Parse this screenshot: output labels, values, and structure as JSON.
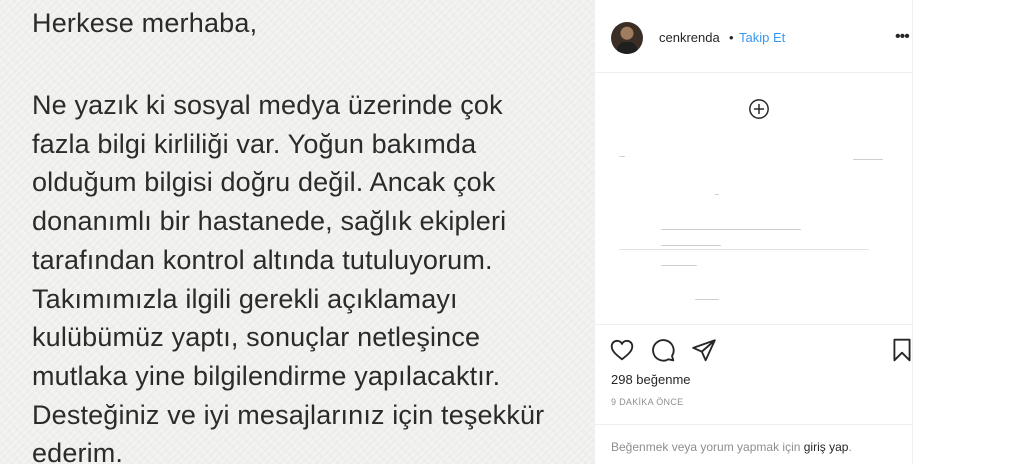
{
  "post": {
    "greeting": "Herkese merhaba,",
    "body_lines": [
      "Ne yazık ki sosyal medya üzerinde çok",
      "fazla bilgi kirliliği var. Yoğun bakımda",
      "olduğum bilgisi doğru değil. Ancak çok",
      "donanımlı bir hastanede, sağlık ekipleri",
      "tarafından kontrol altında tutuluyorum.",
      "Takımımızla ilgili gerekli açıklamayı",
      "kulübümüz yaptı, sonuçlar netleşince",
      "mutlaka yine bilgilendirme yapılacaktır.",
      "Desteğiniz ve iyi mesajlarınız için teşekkür",
      "ederim."
    ]
  },
  "header": {
    "username": "cenkrenda",
    "separator": "•",
    "follow_label": "Takip Et",
    "more_icon": "more-options-icon"
  },
  "comments": {
    "load_more_icon": "plus-circle-icon"
  },
  "actions": {
    "icons": [
      "heart-icon",
      "comment-icon",
      "share-icon",
      "bookmark-icon"
    ]
  },
  "stats": {
    "likes": "298 beğenme",
    "timestamp": "9 DAKİKA ÖNCE"
  },
  "footer": {
    "prefix": "Beğenmek veya yorum yapmak için ",
    "link": "giriş yap",
    "suffix": "."
  },
  "colors": {
    "link_blue": "#3897f0",
    "text_dark": "#262626",
    "text_muted": "#8e8e8e",
    "note_bg": "#f3f3f1"
  }
}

> _STATED TASK_
Write the entries above out in full, exactly, with no images.

> _EXPECTED ANSWER_
Parse this screenshot: output labels, values, and structure as JSON.
{
  "post": {
    "greeting": "Herkese merhaba,",
    "body_lines": [
      "Ne yazık ki sosyal medya üzerinde çok",
      "fazla bilgi kirliliği var. Yoğun bakımda",
      "olduğum bilgisi doğru değil. Ancak çok",
      "donanımlı bir hastanede, sağlık ekipleri",
      "tarafından kontrol altında tutuluyorum.",
      "Takımımızla ilgili gerekli açıklamayı",
      "kulübümüz yaptı, sonuçlar netleşince",
      "mutlaka yine bilgilendirme yapılacaktır.",
      "Desteğiniz ve iyi mesajlarınız için teşekkür",
      "ederim."
    ]
  },
  "header": {
    "username": "cenkrenda",
    "separator": "•",
    "follow_label": "Takip Et",
    "more_icon": "more-options-icon"
  },
  "comments": {
    "load_more_icon": "plus-circle-icon"
  },
  "actions": {
    "icons": [
      "heart-icon",
      "comment-icon",
      "share-icon",
      "bookmark-icon"
    ]
  },
  "stats": {
    "likes": "298 beğenme",
    "timestamp": "9 DAKİKA ÖNCE"
  },
  "footer": {
    "prefix": "Beğenmek veya yorum yapmak için ",
    "link": "giriş yap",
    "suffix": "."
  },
  "colors": {
    "link_blue": "#3897f0",
    "text_dark": "#262626",
    "text_muted": "#8e8e8e",
    "note_bg": "#f3f3f1"
  }
}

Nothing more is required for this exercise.